## Written request:
Copy word for word the stretch of records from the line that contains "ensemble-box: [637, 99, 647, 161]" through the line that contains "ensemble-box: [87, 205, 97, 222]", including both of those lines.

## Exercise materials:

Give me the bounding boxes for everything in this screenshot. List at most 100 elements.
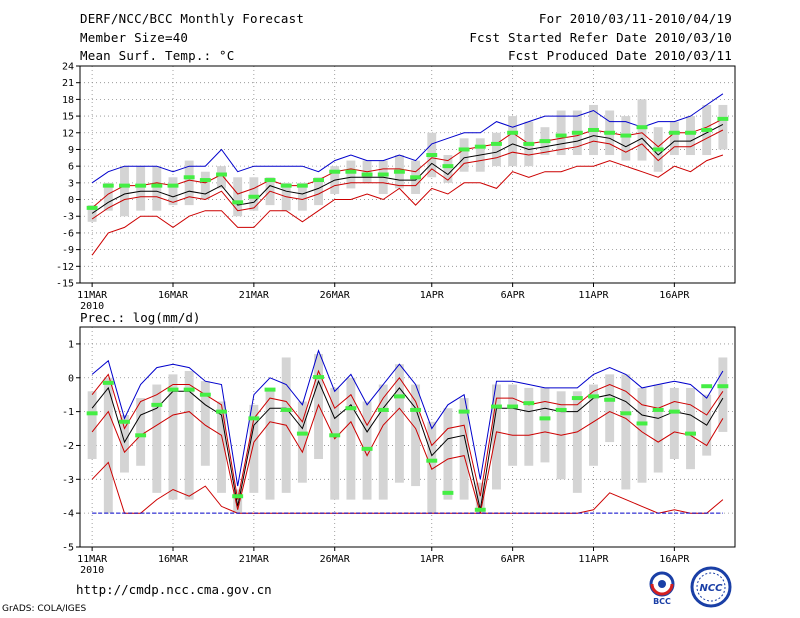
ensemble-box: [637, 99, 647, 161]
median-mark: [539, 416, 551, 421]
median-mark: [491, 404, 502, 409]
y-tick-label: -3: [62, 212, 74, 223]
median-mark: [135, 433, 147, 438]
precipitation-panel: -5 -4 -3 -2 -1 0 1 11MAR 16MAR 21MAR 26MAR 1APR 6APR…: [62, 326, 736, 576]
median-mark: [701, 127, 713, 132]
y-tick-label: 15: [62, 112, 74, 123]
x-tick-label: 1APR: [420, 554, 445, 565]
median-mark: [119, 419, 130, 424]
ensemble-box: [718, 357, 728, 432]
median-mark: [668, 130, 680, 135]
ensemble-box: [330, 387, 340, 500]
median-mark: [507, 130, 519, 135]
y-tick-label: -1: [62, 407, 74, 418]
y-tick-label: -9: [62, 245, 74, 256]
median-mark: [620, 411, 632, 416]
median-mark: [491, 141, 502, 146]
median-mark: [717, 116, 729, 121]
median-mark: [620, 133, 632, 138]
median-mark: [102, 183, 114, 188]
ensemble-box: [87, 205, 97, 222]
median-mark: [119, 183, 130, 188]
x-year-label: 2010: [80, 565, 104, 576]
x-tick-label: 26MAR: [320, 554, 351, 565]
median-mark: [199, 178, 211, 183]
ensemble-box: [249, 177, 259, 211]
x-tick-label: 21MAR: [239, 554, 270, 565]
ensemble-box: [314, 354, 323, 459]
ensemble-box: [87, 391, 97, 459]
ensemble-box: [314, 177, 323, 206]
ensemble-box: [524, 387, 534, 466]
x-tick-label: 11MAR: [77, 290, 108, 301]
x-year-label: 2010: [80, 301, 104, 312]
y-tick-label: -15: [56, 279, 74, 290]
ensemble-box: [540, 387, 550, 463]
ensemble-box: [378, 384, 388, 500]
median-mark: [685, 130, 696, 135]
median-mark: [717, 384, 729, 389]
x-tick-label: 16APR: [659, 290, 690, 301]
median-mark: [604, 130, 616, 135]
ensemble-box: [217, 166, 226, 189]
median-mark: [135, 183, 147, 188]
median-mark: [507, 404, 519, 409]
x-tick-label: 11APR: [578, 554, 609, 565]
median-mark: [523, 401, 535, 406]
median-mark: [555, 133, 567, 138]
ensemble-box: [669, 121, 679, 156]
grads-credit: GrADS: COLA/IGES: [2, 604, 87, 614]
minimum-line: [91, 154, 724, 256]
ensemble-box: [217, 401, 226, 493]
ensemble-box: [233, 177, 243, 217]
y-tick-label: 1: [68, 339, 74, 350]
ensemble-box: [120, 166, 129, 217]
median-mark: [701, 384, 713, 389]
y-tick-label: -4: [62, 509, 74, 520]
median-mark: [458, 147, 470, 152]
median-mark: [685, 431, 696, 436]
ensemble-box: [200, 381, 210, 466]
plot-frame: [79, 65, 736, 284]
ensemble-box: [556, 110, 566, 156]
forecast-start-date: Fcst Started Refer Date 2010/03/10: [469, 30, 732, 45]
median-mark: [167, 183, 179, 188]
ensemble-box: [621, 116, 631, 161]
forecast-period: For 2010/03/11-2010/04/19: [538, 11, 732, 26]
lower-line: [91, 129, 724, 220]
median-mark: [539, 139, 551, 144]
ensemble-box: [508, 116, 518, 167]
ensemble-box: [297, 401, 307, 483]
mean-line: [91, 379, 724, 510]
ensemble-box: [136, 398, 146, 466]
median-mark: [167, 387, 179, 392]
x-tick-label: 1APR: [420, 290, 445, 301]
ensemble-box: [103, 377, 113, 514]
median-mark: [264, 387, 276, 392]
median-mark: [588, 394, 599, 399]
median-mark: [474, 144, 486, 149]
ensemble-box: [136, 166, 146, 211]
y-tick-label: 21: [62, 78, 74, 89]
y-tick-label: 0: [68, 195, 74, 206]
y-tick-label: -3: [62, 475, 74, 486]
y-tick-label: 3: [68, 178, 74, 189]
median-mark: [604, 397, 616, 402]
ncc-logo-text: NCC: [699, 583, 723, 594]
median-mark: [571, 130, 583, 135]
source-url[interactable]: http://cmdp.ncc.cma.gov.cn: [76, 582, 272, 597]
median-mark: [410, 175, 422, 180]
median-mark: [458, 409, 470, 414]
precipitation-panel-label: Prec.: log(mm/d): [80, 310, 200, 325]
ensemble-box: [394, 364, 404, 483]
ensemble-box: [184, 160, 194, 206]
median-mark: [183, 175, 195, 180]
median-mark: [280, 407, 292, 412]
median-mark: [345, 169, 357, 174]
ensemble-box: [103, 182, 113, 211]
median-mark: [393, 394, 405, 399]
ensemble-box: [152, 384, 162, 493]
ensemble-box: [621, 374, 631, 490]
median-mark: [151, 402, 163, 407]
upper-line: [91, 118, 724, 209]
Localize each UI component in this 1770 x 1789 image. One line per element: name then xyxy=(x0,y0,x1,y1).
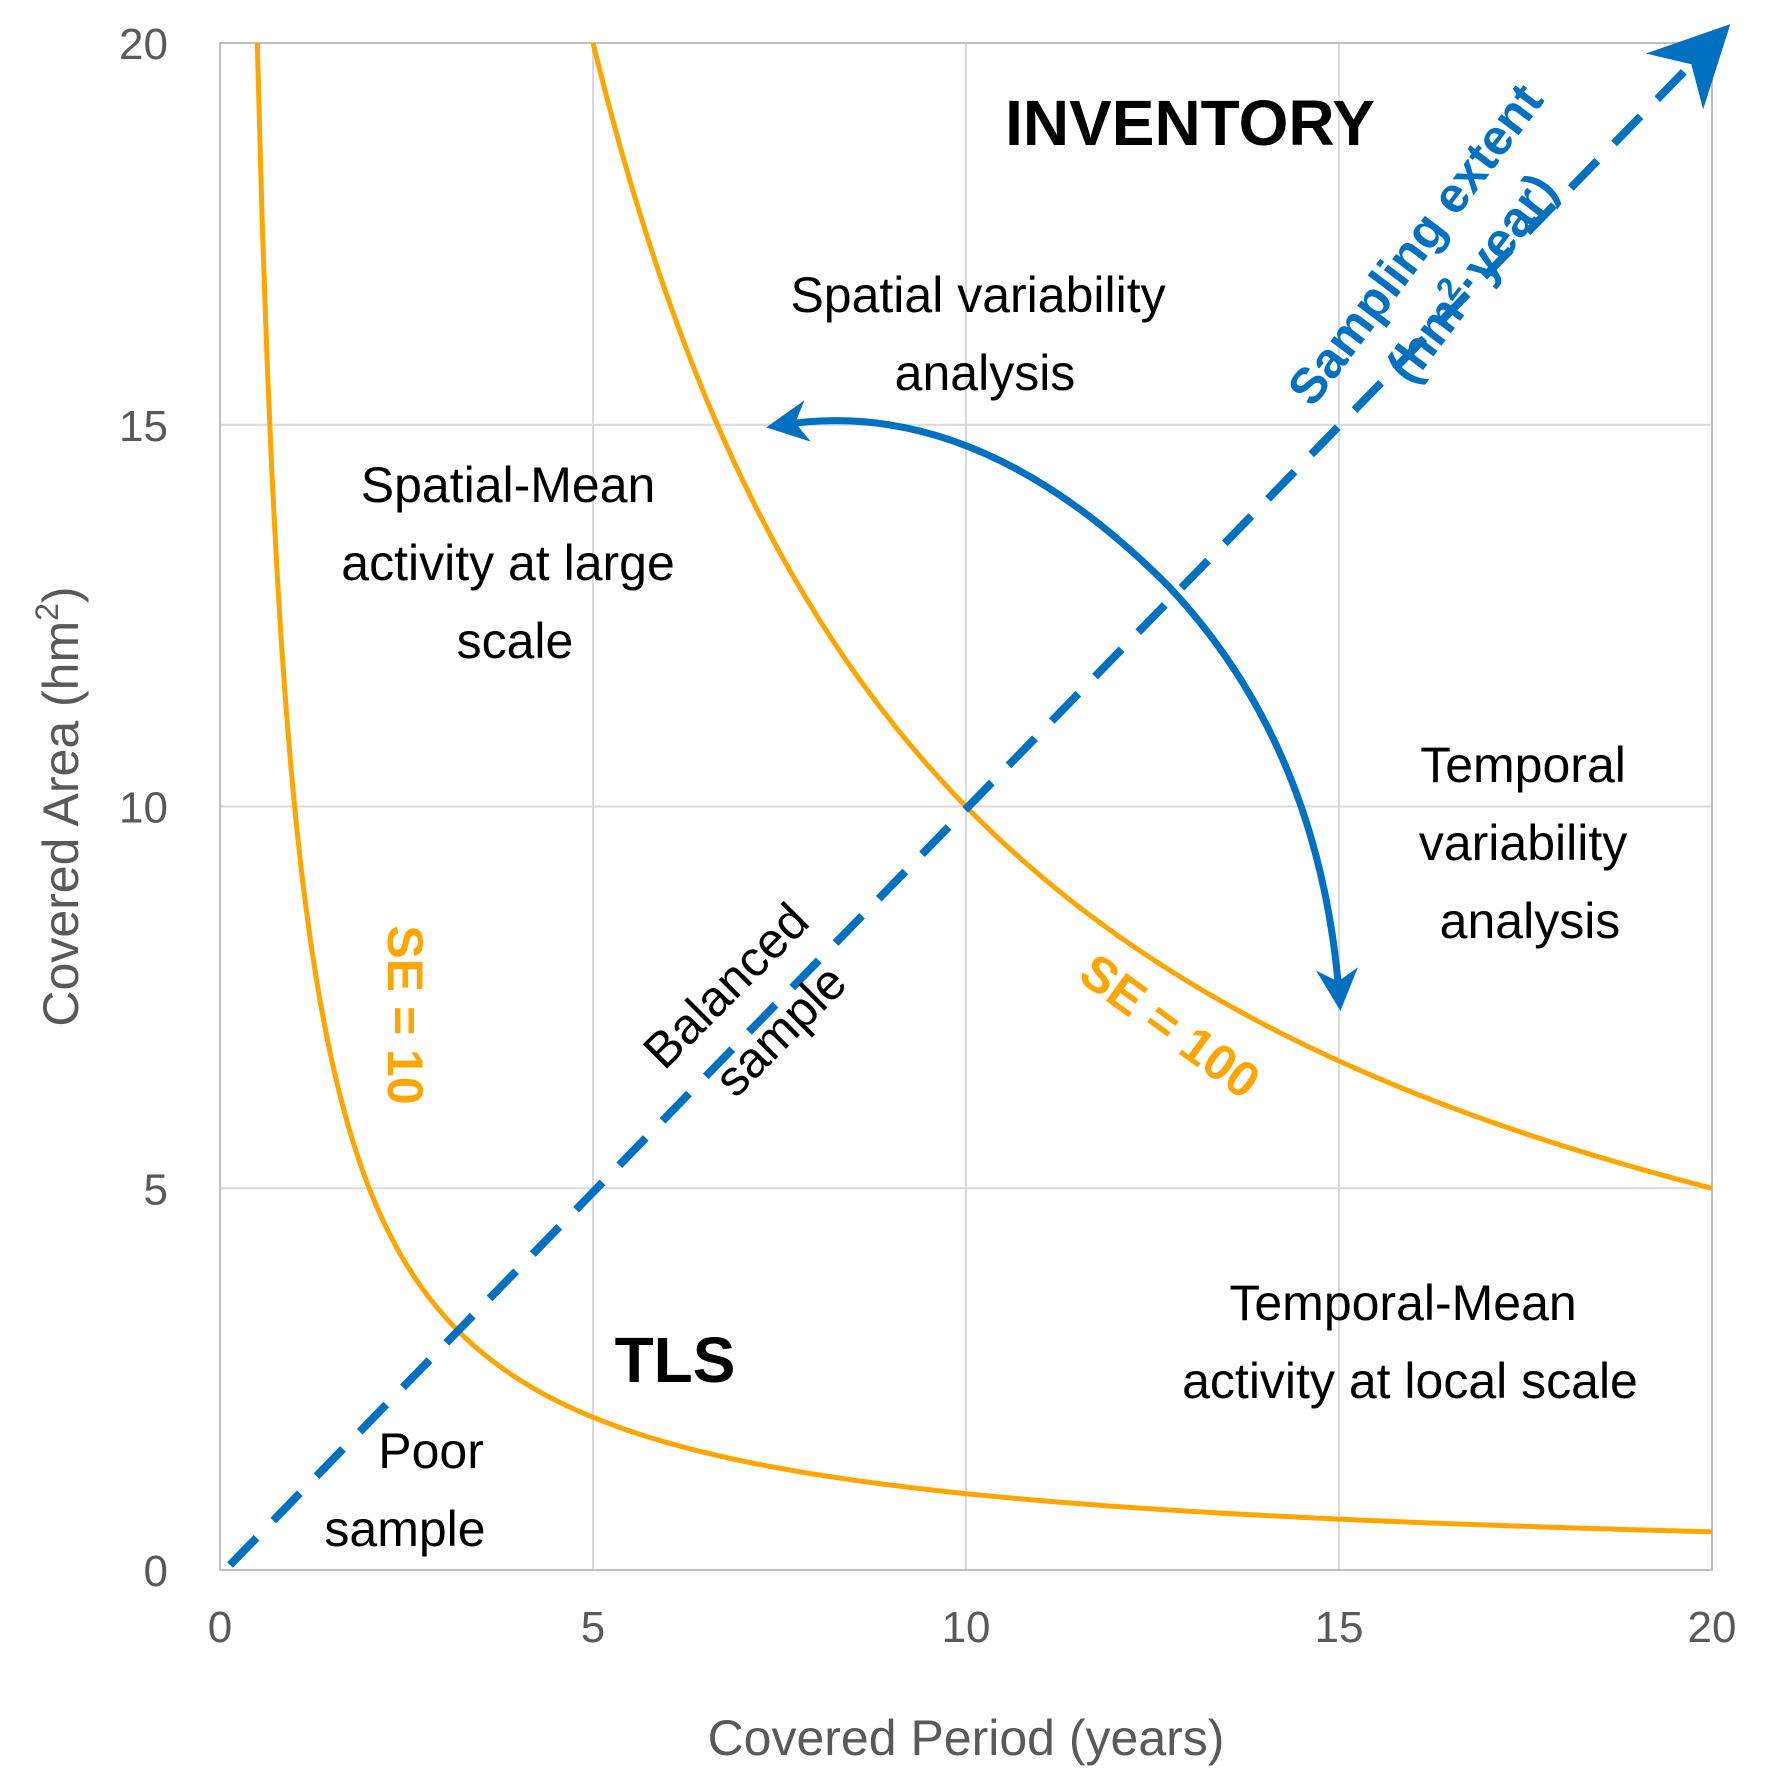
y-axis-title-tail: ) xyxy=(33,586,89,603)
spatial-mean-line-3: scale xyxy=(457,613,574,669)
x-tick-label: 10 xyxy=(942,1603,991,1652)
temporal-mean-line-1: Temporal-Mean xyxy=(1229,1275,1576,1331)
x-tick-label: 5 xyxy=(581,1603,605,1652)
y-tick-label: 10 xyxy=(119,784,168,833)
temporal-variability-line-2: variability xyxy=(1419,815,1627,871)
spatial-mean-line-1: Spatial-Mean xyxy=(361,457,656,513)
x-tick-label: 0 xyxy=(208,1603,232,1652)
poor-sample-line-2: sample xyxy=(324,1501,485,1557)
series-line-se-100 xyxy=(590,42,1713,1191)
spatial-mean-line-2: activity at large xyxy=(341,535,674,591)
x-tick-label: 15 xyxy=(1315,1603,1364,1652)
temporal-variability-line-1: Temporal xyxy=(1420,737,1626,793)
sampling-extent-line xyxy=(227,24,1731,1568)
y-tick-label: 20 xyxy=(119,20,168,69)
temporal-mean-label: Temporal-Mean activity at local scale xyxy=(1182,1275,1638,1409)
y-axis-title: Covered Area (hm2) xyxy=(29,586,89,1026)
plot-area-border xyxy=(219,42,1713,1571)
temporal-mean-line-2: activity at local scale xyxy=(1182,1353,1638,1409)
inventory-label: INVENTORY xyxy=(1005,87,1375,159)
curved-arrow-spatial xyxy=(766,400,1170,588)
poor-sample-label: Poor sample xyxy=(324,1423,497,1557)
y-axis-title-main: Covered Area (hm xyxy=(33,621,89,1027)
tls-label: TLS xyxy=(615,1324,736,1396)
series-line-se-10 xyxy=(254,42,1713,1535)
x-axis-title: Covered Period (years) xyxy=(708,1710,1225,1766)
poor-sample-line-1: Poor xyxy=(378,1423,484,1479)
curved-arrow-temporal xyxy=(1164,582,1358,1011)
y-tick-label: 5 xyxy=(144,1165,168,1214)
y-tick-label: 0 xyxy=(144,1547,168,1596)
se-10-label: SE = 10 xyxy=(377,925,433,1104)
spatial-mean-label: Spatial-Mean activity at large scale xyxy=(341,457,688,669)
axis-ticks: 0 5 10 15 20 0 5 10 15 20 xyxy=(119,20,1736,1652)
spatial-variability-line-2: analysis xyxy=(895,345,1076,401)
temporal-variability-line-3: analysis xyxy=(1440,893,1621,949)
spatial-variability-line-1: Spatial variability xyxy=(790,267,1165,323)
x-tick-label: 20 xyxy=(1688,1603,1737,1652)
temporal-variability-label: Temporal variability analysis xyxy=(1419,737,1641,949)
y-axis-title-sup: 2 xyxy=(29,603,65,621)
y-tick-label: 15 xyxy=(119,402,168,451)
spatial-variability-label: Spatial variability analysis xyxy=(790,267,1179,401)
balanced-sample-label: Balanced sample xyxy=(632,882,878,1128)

## Written response:
ensemble-box: [637, 99, 647, 161]
median-mark: [539, 416, 551, 421]
median-mark: [491, 404, 502, 409]
y-tick-label: -3: [62, 212, 74, 223]
median-mark: [135, 433, 147, 438]
precipitation-panel: -5 -4 -3 -2 -1 0 1 11MAR 16MAR 21MAR 26MAR 1APR 6APR…: [62, 326, 736, 576]
median-mark: [701, 127, 713, 132]
y-tick-label: 15: [62, 112, 74, 123]
x-tick-label: 1APR: [420, 554, 445, 565]
median-mark: [119, 419, 130, 424]
ensemble-box: [718, 357, 728, 432]
median-mark: [668, 130, 680, 135]
ensemble-box: [330, 387, 340, 500]
median-mark: [507, 130, 519, 135]
y-tick-label: -1: [62, 407, 74, 418]
y-tick-label: -9: [62, 245, 74, 256]
median-mark: [620, 411, 632, 416]
median-mark: [491, 141, 502, 146]
median-mark: [717, 116, 729, 121]
median-mark: [620, 133, 632, 138]
median-mark: [102, 183, 114, 188]
ensemble-box: [87, 205, 97, 222]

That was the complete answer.